- [What you are asked to do] Can you print the data exactly and leave out each image?

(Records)
+ + + +
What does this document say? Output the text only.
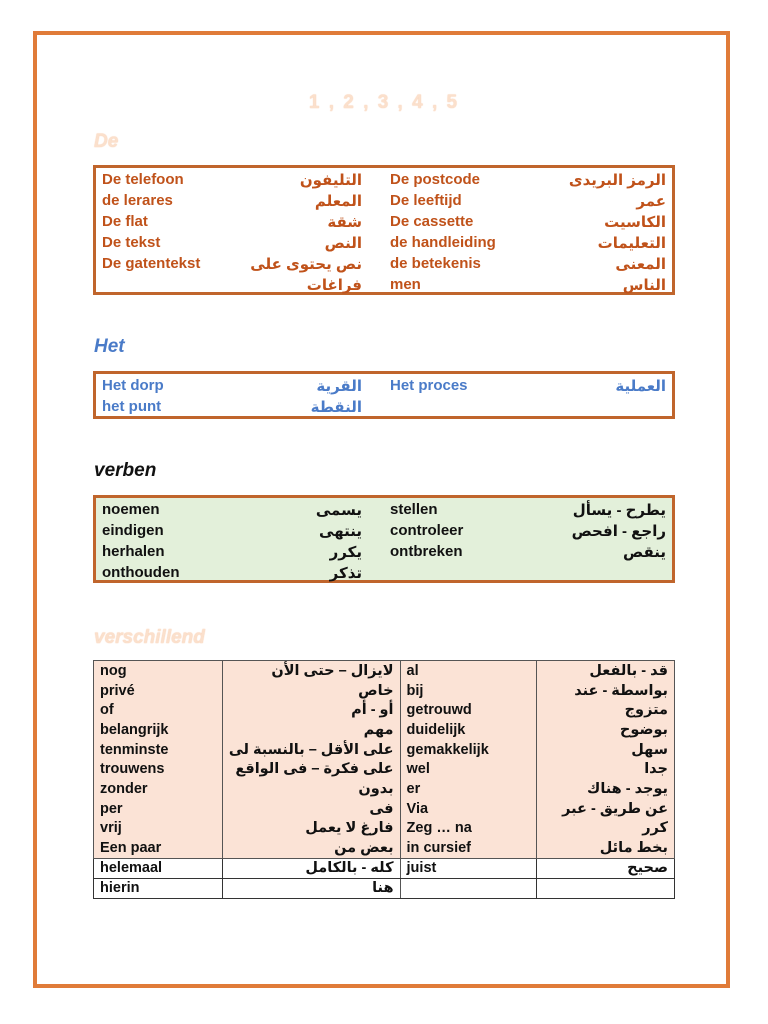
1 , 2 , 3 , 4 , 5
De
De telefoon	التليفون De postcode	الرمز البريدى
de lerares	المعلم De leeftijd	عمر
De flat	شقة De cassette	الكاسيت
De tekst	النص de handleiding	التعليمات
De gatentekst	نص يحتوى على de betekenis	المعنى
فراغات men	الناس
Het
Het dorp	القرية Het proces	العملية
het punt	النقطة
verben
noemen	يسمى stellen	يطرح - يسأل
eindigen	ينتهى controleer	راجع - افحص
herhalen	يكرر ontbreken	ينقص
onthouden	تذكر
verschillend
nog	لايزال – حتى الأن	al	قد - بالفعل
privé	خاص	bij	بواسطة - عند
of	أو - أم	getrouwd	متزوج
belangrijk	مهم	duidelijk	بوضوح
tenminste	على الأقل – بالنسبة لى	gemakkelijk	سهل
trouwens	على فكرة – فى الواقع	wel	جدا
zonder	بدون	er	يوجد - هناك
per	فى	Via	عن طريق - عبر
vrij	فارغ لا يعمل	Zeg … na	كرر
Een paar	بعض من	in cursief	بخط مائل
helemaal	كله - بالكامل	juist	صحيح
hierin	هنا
+ + + +
- [Answer to the problem]
What does this document say? Output the text only.
1 , 2 , 3 , 4 , 5
De
De telefoon	التليفون De postcode	الرمز البريدى
de lerares	المعلم De leeftijd	عمر
De flat	شقة De cassette	الكاسيت
De tekst	النص de handleiding	التعليمات
De gatentekst	نص يحتوى على de betekenis	المعنى
فراغات men	الناس
Het
Het dorp	القرية Het proces	العملية
het punt	النقطة
verben
noemen	يسمى stellen	يطرح - يسأل
eindigen	ينتهى controleer	راجع - افحص
herhalen	يكرر ontbreken	ينقص
onthouden	تذكر
verschillend
nog	لايزال – حتى الأن	al	قد - بالفعل
privé	خاص	bij	بواسطة - عند
of	أو - أم	getrouwd	متزوج
belangrijk	مهم	duidelijk	بوضوح
tenminste	على الأقل – بالنسبة لى	gemakkelijk	سهل
trouwens	على فكرة – فى الواقع	wel	جدا
zonder	بدون	er	يوجد - هناك
per	فى	Via	عن طريق - عبر
vrij	فارغ لا يعمل	Zeg … na	كرر
Een paar	بعض من	in cursief	بخط مائل
helemaal	كله - بالكامل	juist	صحيح
hierin	هنا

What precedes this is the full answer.